──────── Data supplied ────────

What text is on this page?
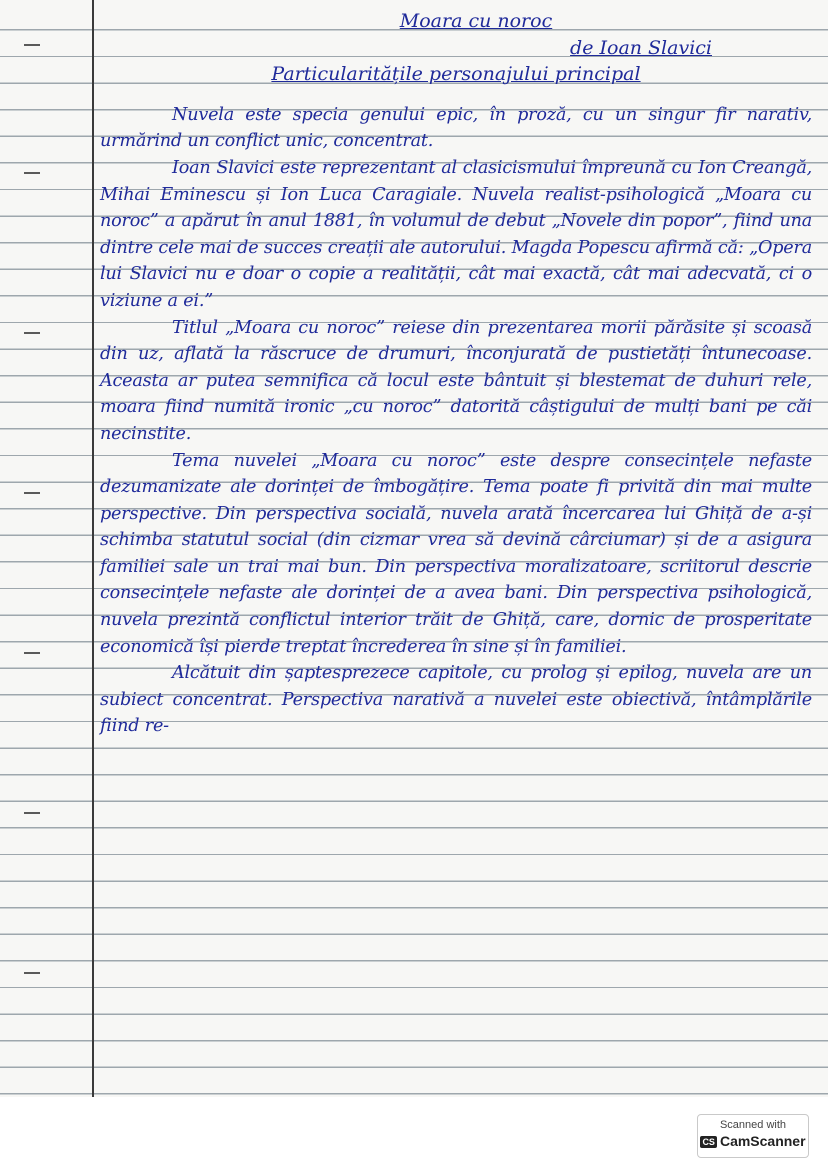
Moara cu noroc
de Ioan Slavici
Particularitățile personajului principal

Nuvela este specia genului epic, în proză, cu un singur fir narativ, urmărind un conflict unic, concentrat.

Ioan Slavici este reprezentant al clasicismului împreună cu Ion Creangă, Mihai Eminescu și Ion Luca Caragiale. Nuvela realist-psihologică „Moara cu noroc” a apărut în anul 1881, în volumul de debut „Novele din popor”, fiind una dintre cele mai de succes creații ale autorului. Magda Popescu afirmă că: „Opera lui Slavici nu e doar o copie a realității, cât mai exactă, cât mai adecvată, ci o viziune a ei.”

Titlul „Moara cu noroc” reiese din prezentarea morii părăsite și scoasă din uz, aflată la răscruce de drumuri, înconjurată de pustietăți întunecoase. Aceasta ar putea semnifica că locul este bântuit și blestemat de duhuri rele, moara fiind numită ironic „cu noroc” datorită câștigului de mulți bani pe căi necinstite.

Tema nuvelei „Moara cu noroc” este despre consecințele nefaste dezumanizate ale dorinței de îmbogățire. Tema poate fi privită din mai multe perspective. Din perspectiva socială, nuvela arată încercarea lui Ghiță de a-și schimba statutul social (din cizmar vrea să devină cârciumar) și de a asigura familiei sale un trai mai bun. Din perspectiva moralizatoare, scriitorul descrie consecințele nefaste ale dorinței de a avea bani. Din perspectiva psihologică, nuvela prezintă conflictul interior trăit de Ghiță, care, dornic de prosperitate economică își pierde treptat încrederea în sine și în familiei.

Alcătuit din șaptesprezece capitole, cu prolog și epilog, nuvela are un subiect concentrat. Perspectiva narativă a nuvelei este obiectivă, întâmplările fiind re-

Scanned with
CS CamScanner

────────
──────── Data supplied ────────

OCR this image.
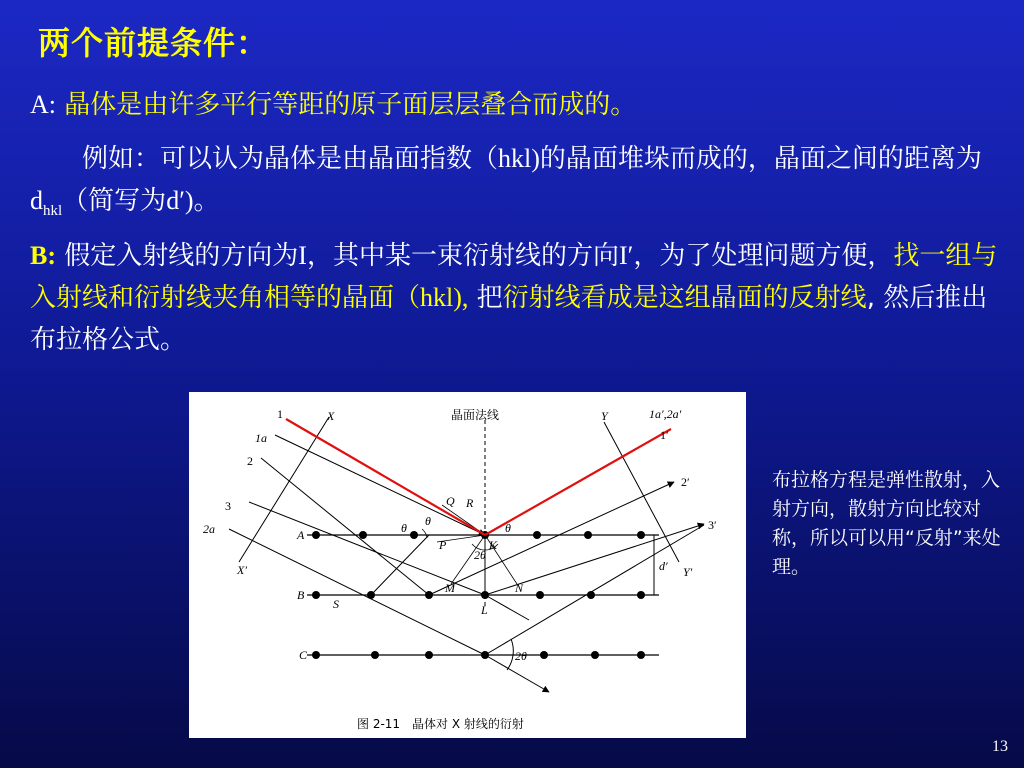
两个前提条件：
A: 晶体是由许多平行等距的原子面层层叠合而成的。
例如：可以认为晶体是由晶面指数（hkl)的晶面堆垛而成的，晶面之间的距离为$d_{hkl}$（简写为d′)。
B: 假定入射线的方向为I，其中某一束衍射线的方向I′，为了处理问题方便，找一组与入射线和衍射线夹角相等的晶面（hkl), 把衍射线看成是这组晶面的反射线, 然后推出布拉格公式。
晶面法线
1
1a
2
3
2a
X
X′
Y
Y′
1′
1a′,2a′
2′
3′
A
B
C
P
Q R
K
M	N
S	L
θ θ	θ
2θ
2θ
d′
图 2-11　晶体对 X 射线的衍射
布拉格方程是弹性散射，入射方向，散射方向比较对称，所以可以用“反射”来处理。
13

────────

*Problem to work on*
Where a line in the material contains "fiind", copy that line.

*Task solution*
Ioan Slavici este reprezentant al clasicismului împreună cu Ion Creangă, Mihai Eminescu și Ion Luca Caragiale. Nuvela realist-psihologică „Moara cu noroc” a apărut în anul 1881, în volumul de debut „Novele din popor”, fiind una dintre cele mai de succes creații ale autorului. Magda Popescu afirmă că: „Opera lui Slavici nu e doar o copie a realității, cât mai exactă, cât mai adecvată, ci o viziune a ei.”
Titlul „Moara cu noroc” reiese din prezentarea morii părăsite și scoasă din uz, aflată la răscruce de drumuri, înconjurată de pustietăți întunecoase. Aceasta ar putea semnifica că locul este bântuit și blestemat de duhuri rele, moara fiind numită ironic „cu noroc” datorită câștigului de mulți bani pe căi necinstite.
Alcătuit din șaptesprezece capitole, cu prolog și epilog, nuvela are un subiect concentrat. Perspectiva narativă a nuvelei este obiectivă, întâmplările fiind re-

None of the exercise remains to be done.